BRIEF
Gather every line holding the string "hand".

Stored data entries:

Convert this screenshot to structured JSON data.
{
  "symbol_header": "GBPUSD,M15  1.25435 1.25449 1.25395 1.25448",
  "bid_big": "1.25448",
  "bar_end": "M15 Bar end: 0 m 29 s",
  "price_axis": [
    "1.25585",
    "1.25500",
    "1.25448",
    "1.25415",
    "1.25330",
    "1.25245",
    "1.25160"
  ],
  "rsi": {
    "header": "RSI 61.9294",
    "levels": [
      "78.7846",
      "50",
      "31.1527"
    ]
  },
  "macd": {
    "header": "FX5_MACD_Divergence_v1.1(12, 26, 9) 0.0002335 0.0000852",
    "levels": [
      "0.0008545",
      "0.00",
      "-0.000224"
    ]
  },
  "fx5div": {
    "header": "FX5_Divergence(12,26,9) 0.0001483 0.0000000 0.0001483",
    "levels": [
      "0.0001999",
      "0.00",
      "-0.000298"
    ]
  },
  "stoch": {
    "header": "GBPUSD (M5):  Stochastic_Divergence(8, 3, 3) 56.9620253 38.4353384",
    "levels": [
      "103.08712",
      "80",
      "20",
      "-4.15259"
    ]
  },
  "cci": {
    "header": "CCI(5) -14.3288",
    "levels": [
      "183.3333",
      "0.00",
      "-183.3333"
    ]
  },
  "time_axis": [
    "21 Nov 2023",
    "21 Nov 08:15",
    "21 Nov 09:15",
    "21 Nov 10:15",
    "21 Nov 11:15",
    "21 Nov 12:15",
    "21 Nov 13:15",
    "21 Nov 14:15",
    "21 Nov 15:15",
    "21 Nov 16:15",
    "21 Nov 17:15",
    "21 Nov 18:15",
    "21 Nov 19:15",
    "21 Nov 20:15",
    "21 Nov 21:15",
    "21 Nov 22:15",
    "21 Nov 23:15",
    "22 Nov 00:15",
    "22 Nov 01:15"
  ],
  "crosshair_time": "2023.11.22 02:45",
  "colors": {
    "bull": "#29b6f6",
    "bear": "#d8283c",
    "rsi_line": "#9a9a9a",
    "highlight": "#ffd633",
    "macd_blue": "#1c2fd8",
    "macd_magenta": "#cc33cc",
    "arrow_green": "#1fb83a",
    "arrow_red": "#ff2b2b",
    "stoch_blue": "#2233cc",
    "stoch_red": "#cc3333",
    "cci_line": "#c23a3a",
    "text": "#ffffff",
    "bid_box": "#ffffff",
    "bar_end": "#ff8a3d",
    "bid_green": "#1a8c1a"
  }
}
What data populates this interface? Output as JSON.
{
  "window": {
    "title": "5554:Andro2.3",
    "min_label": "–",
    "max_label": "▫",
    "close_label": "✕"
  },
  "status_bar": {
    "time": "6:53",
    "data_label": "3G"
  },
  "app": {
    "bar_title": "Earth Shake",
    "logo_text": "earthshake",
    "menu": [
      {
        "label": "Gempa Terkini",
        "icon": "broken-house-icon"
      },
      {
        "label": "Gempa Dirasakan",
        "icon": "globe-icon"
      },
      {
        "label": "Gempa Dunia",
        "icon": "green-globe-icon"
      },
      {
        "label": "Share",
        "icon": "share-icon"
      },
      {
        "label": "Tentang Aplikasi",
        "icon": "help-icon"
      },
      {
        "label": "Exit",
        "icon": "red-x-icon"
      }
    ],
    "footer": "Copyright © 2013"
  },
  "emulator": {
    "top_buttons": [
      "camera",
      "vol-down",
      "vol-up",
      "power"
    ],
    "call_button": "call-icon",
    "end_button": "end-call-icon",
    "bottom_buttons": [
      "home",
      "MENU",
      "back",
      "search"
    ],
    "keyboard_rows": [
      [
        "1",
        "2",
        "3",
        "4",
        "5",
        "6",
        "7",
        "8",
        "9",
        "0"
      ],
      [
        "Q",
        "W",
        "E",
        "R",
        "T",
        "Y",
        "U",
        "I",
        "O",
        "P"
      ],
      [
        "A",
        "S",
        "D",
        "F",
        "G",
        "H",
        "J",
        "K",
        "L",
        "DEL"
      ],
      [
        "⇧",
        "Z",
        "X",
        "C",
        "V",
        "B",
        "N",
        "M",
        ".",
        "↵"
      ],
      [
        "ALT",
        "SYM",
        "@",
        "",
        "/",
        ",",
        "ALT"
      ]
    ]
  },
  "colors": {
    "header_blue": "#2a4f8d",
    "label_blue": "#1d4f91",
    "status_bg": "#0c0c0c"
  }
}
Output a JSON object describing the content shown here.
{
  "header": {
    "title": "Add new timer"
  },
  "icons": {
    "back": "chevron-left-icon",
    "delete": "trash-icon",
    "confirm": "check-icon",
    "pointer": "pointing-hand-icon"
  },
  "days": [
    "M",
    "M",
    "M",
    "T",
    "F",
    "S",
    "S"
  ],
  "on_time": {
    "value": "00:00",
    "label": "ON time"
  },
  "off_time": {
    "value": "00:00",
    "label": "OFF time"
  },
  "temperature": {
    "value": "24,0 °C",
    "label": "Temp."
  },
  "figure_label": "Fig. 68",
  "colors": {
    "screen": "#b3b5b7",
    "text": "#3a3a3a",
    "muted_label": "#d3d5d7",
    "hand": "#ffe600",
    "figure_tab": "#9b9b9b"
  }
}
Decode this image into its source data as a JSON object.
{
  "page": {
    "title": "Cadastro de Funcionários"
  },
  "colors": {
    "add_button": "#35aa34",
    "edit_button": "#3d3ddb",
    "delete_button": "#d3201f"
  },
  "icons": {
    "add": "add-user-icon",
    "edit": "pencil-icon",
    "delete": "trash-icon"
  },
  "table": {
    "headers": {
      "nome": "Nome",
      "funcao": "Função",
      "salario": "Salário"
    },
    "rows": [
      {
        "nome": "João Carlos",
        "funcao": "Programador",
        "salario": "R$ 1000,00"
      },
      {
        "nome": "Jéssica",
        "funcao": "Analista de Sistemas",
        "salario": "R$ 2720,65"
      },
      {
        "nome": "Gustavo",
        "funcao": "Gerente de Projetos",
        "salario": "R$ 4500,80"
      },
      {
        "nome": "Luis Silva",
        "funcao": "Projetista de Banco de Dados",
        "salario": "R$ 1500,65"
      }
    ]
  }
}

COMPLETE OUTPUT
    "pointer": "pointing-hand-icon"
    "hand": "#ffe600",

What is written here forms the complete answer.